Gather all lines with the word "ramach" in them.

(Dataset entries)
★ ★ ★ ★
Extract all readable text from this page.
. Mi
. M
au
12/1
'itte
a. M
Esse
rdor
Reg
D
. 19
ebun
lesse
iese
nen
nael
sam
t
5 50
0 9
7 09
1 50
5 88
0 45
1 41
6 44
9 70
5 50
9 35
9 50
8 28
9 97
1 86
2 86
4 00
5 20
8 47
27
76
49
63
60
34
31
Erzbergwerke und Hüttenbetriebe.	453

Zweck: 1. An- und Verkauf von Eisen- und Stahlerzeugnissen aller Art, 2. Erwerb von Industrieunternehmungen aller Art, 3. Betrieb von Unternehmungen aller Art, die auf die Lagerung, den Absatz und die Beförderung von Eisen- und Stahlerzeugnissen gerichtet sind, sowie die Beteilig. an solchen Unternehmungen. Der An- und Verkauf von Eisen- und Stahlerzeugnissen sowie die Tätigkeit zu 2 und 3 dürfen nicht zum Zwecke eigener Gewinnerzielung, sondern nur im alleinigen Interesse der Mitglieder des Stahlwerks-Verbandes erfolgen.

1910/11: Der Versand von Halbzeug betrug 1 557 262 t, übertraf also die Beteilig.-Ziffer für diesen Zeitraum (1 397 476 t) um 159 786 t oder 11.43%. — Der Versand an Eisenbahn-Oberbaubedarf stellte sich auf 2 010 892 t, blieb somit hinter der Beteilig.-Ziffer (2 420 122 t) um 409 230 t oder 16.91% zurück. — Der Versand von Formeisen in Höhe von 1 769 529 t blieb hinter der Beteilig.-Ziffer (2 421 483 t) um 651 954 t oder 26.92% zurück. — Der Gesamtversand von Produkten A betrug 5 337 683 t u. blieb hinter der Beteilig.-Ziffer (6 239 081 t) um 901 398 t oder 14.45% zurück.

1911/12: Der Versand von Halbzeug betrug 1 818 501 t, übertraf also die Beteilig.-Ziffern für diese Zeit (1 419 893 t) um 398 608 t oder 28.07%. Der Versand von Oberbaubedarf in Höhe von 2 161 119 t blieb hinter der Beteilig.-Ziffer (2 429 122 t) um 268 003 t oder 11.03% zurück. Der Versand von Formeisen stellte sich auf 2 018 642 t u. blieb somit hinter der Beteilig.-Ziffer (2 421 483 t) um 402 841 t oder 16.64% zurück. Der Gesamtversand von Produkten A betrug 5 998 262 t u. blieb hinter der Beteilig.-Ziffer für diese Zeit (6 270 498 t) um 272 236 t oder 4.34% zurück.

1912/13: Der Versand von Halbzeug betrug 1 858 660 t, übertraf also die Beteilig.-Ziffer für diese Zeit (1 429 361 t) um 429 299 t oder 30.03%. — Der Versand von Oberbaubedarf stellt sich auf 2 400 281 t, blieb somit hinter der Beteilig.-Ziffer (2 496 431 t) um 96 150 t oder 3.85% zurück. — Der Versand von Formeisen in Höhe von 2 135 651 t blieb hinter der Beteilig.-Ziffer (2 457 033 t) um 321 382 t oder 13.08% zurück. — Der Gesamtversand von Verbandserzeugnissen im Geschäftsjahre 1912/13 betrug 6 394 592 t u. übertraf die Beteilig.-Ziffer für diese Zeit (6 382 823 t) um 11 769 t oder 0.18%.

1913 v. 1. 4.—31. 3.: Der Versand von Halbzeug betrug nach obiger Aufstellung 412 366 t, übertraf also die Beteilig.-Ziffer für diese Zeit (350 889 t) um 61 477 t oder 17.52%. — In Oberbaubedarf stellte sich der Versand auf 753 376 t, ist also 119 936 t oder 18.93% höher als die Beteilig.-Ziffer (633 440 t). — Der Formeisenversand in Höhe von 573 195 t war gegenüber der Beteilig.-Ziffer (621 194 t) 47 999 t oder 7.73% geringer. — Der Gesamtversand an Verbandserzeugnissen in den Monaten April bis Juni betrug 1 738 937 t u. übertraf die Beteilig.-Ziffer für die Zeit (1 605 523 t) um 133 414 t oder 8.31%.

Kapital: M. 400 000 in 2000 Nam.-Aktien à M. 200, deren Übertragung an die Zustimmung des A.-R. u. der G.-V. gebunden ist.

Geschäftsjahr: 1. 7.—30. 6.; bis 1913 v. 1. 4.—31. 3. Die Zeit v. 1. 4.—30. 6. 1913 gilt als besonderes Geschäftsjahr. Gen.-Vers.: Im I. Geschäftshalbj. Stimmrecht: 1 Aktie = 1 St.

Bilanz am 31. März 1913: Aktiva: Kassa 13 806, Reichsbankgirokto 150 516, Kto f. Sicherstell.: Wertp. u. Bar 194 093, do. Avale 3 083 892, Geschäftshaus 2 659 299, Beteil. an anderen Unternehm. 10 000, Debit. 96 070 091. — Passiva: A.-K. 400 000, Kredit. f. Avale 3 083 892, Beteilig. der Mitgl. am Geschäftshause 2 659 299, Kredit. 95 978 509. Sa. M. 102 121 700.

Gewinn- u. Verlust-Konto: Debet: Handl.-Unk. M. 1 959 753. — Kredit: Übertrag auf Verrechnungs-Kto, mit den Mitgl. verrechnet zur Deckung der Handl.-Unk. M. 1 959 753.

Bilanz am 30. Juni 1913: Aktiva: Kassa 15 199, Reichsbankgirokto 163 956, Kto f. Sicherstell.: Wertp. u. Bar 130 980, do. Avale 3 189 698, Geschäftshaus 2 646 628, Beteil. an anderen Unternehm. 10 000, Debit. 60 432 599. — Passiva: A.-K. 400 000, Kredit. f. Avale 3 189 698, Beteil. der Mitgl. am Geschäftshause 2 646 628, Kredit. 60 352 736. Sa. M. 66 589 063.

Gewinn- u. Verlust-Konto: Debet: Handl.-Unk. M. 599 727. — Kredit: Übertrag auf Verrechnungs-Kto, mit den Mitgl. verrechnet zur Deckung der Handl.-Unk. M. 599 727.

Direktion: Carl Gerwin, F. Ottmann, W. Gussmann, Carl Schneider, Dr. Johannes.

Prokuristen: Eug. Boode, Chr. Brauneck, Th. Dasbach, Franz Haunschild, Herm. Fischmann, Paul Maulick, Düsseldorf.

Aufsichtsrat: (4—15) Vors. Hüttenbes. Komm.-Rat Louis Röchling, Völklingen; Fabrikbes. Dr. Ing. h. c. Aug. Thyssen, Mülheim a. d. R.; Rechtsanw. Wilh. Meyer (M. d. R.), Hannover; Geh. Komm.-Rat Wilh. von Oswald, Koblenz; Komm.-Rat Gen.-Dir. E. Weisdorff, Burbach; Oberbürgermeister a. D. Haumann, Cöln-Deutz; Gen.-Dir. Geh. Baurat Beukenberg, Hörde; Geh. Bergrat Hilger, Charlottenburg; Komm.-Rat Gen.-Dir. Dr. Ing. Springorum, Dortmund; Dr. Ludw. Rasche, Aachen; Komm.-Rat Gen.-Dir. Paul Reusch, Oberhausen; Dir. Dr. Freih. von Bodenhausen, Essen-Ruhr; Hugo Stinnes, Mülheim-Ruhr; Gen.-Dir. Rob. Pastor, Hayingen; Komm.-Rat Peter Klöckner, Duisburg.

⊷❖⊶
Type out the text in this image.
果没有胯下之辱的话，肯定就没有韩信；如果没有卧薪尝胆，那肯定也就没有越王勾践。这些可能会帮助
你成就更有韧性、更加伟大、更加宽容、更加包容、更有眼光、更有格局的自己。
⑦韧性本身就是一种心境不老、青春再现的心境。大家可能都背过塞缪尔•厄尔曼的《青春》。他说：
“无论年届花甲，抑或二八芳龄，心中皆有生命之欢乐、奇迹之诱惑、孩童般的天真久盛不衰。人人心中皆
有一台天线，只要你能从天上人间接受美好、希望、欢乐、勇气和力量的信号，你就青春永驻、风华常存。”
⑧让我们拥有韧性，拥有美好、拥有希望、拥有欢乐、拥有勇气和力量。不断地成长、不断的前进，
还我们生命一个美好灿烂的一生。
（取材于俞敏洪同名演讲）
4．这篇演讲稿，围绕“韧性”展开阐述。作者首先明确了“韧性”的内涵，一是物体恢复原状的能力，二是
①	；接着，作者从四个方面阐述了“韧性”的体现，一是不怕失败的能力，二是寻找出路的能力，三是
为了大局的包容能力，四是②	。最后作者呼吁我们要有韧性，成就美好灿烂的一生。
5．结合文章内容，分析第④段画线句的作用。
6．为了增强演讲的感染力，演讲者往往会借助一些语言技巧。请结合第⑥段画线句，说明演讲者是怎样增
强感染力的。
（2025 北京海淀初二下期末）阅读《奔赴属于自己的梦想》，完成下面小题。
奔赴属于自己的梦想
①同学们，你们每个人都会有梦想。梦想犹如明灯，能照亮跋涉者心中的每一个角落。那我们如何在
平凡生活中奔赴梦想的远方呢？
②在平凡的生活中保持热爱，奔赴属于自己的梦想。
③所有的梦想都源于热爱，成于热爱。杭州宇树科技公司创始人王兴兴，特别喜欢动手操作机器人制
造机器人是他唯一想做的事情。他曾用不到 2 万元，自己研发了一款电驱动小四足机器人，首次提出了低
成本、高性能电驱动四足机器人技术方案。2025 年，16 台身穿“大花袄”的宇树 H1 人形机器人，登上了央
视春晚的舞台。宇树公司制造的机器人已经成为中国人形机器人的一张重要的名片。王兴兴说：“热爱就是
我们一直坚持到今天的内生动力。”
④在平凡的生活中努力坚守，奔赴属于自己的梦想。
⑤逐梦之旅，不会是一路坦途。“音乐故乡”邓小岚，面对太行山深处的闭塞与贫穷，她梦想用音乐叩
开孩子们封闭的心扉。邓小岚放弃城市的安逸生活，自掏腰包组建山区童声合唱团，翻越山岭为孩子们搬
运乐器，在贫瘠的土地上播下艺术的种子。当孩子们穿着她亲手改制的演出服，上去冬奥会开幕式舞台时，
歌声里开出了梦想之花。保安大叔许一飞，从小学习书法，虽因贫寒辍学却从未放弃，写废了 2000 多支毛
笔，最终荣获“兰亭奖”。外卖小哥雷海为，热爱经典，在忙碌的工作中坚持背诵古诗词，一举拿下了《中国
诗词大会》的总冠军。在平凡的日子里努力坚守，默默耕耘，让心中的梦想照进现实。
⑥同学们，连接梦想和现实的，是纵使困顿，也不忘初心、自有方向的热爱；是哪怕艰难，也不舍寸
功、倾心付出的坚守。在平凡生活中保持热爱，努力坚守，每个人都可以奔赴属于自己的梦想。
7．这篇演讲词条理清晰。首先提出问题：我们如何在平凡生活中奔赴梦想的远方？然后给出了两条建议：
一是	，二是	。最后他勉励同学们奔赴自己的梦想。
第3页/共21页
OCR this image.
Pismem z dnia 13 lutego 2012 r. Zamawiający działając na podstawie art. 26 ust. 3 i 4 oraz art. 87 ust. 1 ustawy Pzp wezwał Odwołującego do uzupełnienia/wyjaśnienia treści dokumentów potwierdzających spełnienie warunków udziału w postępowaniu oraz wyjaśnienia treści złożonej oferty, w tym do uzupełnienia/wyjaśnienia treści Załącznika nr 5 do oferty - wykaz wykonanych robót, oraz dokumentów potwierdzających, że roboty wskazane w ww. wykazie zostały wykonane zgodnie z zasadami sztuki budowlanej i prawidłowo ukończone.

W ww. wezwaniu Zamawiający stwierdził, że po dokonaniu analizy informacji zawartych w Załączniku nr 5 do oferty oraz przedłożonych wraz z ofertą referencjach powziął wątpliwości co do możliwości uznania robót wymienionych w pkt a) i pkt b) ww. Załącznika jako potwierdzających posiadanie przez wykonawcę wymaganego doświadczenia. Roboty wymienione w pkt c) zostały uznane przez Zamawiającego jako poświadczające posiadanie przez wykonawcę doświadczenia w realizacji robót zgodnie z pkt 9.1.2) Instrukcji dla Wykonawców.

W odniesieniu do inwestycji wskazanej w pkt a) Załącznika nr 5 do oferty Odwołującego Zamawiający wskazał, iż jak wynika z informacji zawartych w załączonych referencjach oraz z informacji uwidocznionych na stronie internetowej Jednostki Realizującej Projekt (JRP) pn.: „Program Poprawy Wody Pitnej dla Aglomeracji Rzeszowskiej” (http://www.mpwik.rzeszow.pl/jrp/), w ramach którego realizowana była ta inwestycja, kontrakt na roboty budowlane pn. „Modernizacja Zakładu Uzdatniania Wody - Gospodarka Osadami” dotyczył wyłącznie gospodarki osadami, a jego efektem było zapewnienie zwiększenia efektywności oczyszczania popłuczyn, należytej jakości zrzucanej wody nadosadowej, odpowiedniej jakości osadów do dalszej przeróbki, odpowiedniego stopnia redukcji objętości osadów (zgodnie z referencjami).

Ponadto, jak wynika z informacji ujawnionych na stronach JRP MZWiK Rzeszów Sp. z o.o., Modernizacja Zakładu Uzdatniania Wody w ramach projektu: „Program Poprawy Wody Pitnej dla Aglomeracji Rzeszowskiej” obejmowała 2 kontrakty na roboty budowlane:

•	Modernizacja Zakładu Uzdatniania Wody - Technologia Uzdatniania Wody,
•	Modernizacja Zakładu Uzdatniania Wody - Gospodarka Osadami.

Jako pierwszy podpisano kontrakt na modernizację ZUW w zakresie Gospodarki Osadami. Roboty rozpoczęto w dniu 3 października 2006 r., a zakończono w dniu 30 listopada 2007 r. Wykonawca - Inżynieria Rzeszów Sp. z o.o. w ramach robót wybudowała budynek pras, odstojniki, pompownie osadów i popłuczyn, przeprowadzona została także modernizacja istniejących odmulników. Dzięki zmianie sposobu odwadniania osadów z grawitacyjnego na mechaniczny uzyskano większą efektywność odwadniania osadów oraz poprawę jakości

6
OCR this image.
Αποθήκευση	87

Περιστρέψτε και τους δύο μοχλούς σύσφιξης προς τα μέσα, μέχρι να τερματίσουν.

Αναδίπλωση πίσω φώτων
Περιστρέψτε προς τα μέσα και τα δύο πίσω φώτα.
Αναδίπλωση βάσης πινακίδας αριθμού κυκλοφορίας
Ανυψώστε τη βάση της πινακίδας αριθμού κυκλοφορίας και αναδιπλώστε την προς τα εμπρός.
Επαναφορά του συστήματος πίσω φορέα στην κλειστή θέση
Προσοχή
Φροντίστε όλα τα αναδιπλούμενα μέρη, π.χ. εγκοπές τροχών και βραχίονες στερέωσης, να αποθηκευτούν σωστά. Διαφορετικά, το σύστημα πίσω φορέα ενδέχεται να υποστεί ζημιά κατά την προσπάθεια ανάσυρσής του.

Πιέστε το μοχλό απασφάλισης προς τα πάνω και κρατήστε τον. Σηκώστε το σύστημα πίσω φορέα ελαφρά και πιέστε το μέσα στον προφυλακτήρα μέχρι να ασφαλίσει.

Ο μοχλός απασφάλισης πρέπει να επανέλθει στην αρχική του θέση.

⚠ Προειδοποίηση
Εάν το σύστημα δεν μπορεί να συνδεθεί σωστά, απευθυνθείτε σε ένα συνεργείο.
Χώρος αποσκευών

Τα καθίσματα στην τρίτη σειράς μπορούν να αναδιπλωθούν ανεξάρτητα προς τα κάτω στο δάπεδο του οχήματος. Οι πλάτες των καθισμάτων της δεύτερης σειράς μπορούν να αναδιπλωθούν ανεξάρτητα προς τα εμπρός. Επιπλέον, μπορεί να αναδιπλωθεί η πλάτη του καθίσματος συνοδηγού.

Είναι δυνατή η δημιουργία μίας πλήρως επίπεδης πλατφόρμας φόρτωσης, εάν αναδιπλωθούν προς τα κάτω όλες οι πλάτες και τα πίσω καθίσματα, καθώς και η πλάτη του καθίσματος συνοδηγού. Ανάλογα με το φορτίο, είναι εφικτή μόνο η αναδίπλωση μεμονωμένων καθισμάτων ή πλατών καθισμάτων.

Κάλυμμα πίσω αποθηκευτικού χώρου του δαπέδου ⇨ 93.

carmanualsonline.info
★ ★ ★ ★
Reply to the task:
W odniesieniu do inwestycji wskazanej w pkt a) Załącznika nr 5 do oferty Odwołującego Zamawiający wskazał, iż jak wynika z informacji zawartych w załączonych referencjach oraz z informacji uwidocznionych na stronie internetowej Jednostki Realizującej Projekt (JRP) pn.: „Program Poprawy Wody Pitnej dla Aglomeracji Rzeszowskiej” (http://www.mpwik.rzeszow.pl/jrp/), w ramach którego realizowana była ta inwestycja, kontrakt na roboty budowlane pn. „Modernizacja Zakładu Uzdatniania Wody - Gospodarka Osadami” dotyczył wyłącznie gospodarki osadami, a jego efektem było zapewnienie zwiększenia efektywności oczyszczania popłuczyn, należytej jakości zrzucanej wody nadosadowej, odpowiedniej jakości osadów do dalszej przeróbki, odpowiedniego stopnia redukcji objętości osadów (zgodnie z referencjami).
Ponadto, jak wynika z informacji ujawnionych na stronach JRP MZWiK Rzeszów Sp. z o.o., Modernizacja Zakładu Uzdatniania Wody w ramach projektu: „Program Poprawy Wody Pitnej dla Aglomeracji Rzeszowskiej” obejmowała 2 kontrakty na roboty budowlane:
Jako pierwszy podpisano kontrakt na modernizację ZUW w zakresie Gospodarki Osadami. Roboty rozpoczęto w dniu 3 października 2006 r., a zakończono w dniu 30 listopada 2007 r. Wykonawca - Inżynieria Rzeszów Sp. z o.o. w ramach robót wybudowała budynek pras, odstojniki, pompownie osadów i popłuczyn, przeprowadzona została także modernizacja istniejących odmulników. Dzięki zmianie sposobu odwadniania osadów z grawitacyjnego na mechaniczny uzyskano większą efektywność odwadniania osadów oraz poprawę jakości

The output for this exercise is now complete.